* [What this task involves]: Identify each line containing the word "Taller" and copy it.

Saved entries
──────────────────────────────

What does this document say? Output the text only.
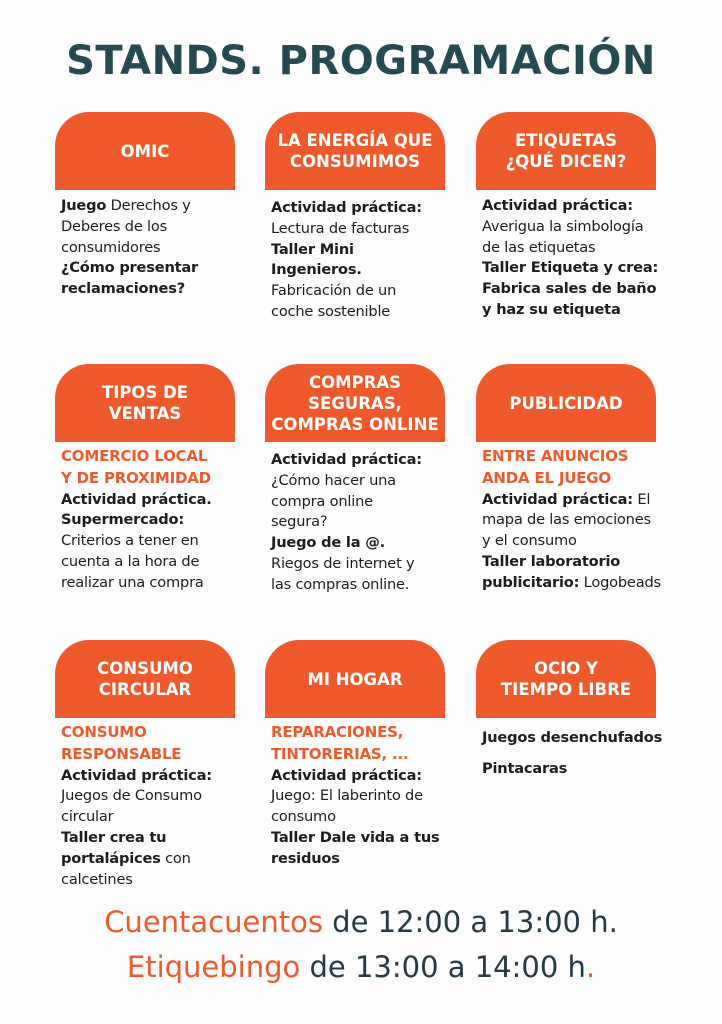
STANDS. PROGRAMACIÓN
OMIC
Juego Derechos y
Deberes de los
consumidores
¿Cómo presentar
reclamaciones?
LA ENERGÍA QUE
CONSUMIMOS
Actividad práctica:
Lectura de facturas
Taller Mini
Ingenieros.
Fabricación de un
coche sostenible
ETIQUETAS
¿QUÉ DICEN?
Actividad práctica:
Averigua la simbología
de las etiquetas
Taller Etiqueta y crea:
Fabrica sales de baño
y haz su etiqueta
TIPOS DE
VENTAS
COMERCIO LOCAL
Y DE PROXIMIDAD
Actividad práctica.
Supermercado:
Criterios a tener en
cuenta a la hora de
realizar una compra
COMPRAS
SEGURAS,
COMPRAS ONLINE
Actividad práctica:
¿Cómo hacer una
compra online
segura?
Juego de la @.
Riegos de internet y
las compras online.
PUBLICIDAD
ENTRE ANUNCIOS
ANDA EL JUEGO
Actividad práctica: El
mapa de las emociones
y el consumo
Taller laboratorio
publicitario: Logobeads
CONSUMO
CIRCULAR
CONSUMO
RESPONSABLE
Actividad práctica:
Juegos de Consumo
circular
Taller crea tu
portalápices con
calcetines
MI HOGAR
REPARACIONES,
TINTORERIAS, ...
Actividad práctica:
Juego: El laberinto de
consumo
Taller Dale vida a tus
residuos
OCIO Y
TIEMPO LIBRE
Juegos desenchufados
Pintacaras
Cuentacuentos de 12:00 a 13:00 h.
Etiquebingo de 13:00 a 14:00 h.
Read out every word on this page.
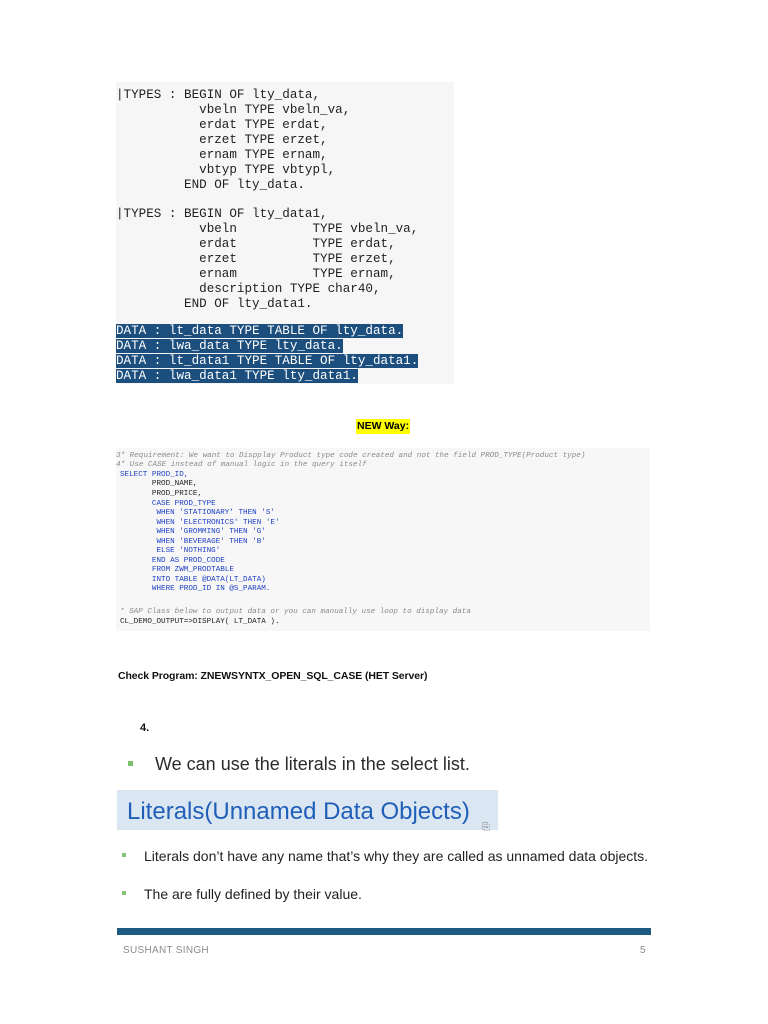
|TYPES : BEGIN OF lty_data,
vbeln TYPE vbeln_va,
erdat TYPE erdat,
erzet TYPE erzet,
ernam TYPE ernam,
vbtyp TYPE vbtypl,
END OF lty_data.
|TYPES : BEGIN OF lty_data1,
vbeln          TYPE vbeln_va,
erdat          TYPE erdat,
erzet          TYPE erzet,
ernam          TYPE ernam,
description TYPE char40,
END OF lty_data1.
DATA : lt_data TYPE TABLE OF lty_data.
DATA : lwa_data TYPE lty_data.
DATA : lt_data1 TYPE TABLE OF lty_data1.
DATA : lwa_data1 TYPE lty_data1.
NEW Way:
3* Requirement: We want to Dispplay Product type code created and not the field PROD_TYPE(Product type)
4* Use CASE instead of manual logic in the query itself
SELECT PROD_ID,
PROD_NAME,
PROD_PRICE,
CASE PROD_TYPE
WHEN 'STATIONARY' THEN 'S'
WHEN 'ELECTRONICS' THEN 'E'
WHEN 'GROMMING' THEN 'G'
WHEN 'BEVERAGE' THEN 'B'
ELSE 'NOTHING'
END AS PROD_CODE
FROM ZWM_PRODTABLE
INTO TABLE @DATA(LT_DATA)
WHERE PROD_ID IN @S_PARAM.
* SAP Class below to output data or you can manually use loop to display data
CL_DEMO_OUTPUT=>DISPLAY( LT_DATA ).
Check Program: ZNEWSYNTX_OPEN_SQL_CASE (HET Server)
4.
We can use the literals in the select list.
Literals(Unnamed Data Objects)
⎘
Literals don’t have any name that’s why they are called as unnamed data objects.
The are fully defined by their value.
SUSHANT SINGH	5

──────────────────────────────

* [Written solution]:
Taller Mini
Taller Etiqueta y crea:
Taller laboratorio
Taller crea tu
Taller Dale vida a tus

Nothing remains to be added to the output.